**What is being asked**
Please output the lines shown below exactly as they appear.

┄┄┄┄┄┄┄┄┄┄┄┄┄┄┄┄┄┄┄┄

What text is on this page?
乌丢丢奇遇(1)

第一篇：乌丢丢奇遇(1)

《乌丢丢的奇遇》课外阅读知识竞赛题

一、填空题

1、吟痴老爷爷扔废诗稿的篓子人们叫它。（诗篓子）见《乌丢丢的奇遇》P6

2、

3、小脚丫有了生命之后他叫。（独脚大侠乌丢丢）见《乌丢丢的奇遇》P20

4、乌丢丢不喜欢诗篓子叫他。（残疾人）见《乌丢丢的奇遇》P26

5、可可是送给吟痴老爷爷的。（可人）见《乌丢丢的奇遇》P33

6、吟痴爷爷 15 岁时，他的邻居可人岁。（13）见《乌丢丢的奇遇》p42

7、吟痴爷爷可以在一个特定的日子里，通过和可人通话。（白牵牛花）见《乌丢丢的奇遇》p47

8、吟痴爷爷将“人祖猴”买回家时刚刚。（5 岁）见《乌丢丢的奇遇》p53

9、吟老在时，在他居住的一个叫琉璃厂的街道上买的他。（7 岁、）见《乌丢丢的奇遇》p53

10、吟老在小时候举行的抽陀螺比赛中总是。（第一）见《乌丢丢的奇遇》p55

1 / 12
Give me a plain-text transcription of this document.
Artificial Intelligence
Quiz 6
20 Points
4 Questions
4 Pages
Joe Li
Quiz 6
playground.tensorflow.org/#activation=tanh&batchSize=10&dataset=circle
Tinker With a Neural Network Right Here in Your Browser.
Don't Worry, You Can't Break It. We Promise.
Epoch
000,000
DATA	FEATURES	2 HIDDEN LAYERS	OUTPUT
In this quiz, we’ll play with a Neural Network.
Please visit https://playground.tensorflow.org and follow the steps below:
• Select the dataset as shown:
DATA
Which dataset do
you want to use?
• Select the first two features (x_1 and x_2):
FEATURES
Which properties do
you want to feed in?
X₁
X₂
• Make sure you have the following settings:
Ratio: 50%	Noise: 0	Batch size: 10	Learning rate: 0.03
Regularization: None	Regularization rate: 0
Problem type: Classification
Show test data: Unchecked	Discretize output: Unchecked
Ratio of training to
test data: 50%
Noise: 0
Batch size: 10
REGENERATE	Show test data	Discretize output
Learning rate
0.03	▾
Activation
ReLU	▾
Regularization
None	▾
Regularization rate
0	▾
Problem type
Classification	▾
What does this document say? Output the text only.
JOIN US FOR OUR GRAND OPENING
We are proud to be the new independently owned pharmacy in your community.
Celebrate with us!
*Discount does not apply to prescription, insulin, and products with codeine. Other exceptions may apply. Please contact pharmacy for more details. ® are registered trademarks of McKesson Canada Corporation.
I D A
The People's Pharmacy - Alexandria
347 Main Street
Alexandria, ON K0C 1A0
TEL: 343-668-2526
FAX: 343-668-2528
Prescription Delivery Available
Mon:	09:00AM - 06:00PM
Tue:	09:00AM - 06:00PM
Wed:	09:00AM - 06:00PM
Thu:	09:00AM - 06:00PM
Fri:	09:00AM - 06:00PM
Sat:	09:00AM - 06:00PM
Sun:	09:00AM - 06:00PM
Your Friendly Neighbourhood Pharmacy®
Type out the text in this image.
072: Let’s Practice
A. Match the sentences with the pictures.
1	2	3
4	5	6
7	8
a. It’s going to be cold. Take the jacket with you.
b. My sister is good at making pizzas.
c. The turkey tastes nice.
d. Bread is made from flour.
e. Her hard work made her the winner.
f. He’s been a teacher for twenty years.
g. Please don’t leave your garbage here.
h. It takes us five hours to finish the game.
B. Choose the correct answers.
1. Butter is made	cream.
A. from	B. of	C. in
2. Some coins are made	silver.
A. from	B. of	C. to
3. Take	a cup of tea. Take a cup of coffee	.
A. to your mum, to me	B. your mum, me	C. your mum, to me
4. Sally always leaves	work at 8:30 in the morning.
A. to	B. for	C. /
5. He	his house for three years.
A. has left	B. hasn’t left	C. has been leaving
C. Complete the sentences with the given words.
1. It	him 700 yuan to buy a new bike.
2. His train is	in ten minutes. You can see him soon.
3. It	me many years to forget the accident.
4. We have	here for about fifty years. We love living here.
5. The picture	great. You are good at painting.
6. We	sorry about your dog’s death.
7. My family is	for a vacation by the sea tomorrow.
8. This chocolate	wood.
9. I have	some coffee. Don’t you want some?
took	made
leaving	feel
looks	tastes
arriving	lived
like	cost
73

┄┄┄┄┄┄┄┄┄┄┄┄┄┄┄┄┄┄┄┄

**Response to the task**
What text is on this page?
乌丢丢奇遇(1)

第一篇：乌丢丢奇遇(1)

《乌丢丢的奇遇》课外阅读知识竞赛题

一、填空题

1、吟痴老爷爷扔废诗稿的篓子人们叫它。（诗篓子）见《乌丢丢的奇遇》P6

2、

3、小脚丫有了生命之后他叫。（独脚大侠乌丢丢）见《乌丢丢的奇遇》P20

4、乌丢丢不喜欢诗篓子叫他。（残疾人）见《乌丢丢的奇遇》P26

5、可可是送给吟痴老爷爷的。（可人）见《乌丢丢的奇遇》P33

6、吟痴爷爷 15 岁时，他的邻居可人岁。（13）见《乌丢丢的奇遇》p42

7、吟痴爷爷可以在一个特定的日子里，通过和可人通话。（白牵牛花）见《乌丢丢的奇遇》p47

8、吟痴爷爷将“人祖猴”买回家时刚刚。（5 岁）见《乌丢丢的奇遇》p53

9、吟老在时，在他居住的一个叫琉璃厂的街道上买的他。（7 岁、）见《乌丢丢的奇遇》p53

10、吟老在小时候举行的抽陀螺比赛中总是。（第一）见《乌丢丢的奇遇》p55

1 / 12
Give me a plain-text transcription of this document.
Artificial Intelligence
Quiz 6
20 Points
4 Questions
4 Pages
Joe Li
Quiz 6
playground.tensorflow.org/#activation=tanh&batchSize=10&dataset=circle
Tinker With a Neural Network Right Here in Your Browser.
Don't Worry, You Can't Break It. We Promise.
Epoch
000,000
DATA	FEATURES	2 HIDDEN LAYERS	OUTPUT
In this quiz, we’ll play with a Neural Network.
Please visit https://playground.tensorflow.org and follow the steps below:
• Select the dataset as shown:
DATA
Which dataset do
you want to use?
• Select the first two features (x_1 and x_2):
FEATURES
Which properties do
you want to feed in?
X₁
X₂
• Make sure you have the following settings:
Ratio: 50%	Noise: 0	Batch size: 10	Learning rate: 0.03
Regularization: None	Regularization rate: 0
Problem type: Classification
Show test data: Unchecked	Discretize output: Unchecked
Ratio of training to
test data: 50%
Noise: 0
Batch size: 10
REGENERATE	Show test data	Discretize output
Learning rate
0.03	▾
Activation
ReLU	▾
Regularization
None	▾
Regularization rate
0	▾
Problem type
Classification	▾
What does this document say? Output the text only.
JOIN US FOR OUR GRAND OPENING
We are proud to be the new independently owned pharmacy in your community.
Celebrate with us!
*Discount does not apply to prescription, insulin, and products with codeine. Other exceptions may apply. Please contact pharmacy for more details. ® are registered trademarks of McKesson Canada Corporation.
I D A
The People's Pharmacy - Alexandria
347 Main Street
Alexandria, ON K0C 1A0
TEL: 343-668-2526
FAX: 343-668-2528
Prescription Delivery Available
Mon:	09:00AM - 06:00PM
Tue:	09:00AM - 06:00PM
Wed:	09:00AM - 06:00PM
Thu:	09:00AM - 06:00PM
Fri:	09:00AM - 06:00PM
Sat:	09:00AM - 06:00PM
Sun:	09:00AM - 06:00PM
Your Friendly Neighbourhood Pharmacy®
Type out the text in this image.
072: Let’s Practice
A. Match the sentences with the pictures.
1	2	3
4	5	6
7	8
a. It’s going to be cold. Take the jacket with you.
b. My sister is good at making pizzas.
c. The turkey tastes nice.
d. Bread is made from flour.
e. Her hard work made her the winner.
f. He’s been a teacher for twenty years.
g. Please don’t leave your garbage here.
h. It takes us five hours to finish the game.
B. Choose the correct answers.
1. Butter is made	cream.
A. from	B. of	C. in
2. Some coins are made	silver.
A. from	B. of	C. to
3. Take	a cup of tea. Take a cup of coffee	.
A. to your mum, to me	B. your mum, me	C. your mum, to me
4. Sally always leaves	work at 8:30 in the morning.
A. to	B. for	C. /
5. He	his house for three years.
A. has left	B. hasn’t left	C. has been leaving
C. Complete the sentences with the given words.
1. It	him 700 yuan to buy a new bike.
2. His train is	in ten minutes. You can see him soon.
3. It	me many years to forget the accident.
4. We have	here for about fifty years. We love living here.
5. The picture	great. You are good at painting.
6. We	sorry about your dog’s death.
7. My family is	for a vacation by the sea tomorrow.
8. This chocolate	wood.
9. I have	some coffee. Don’t you want some?
took	made
leaving	feel
looks	tastes
arriving	lived
like	cost
73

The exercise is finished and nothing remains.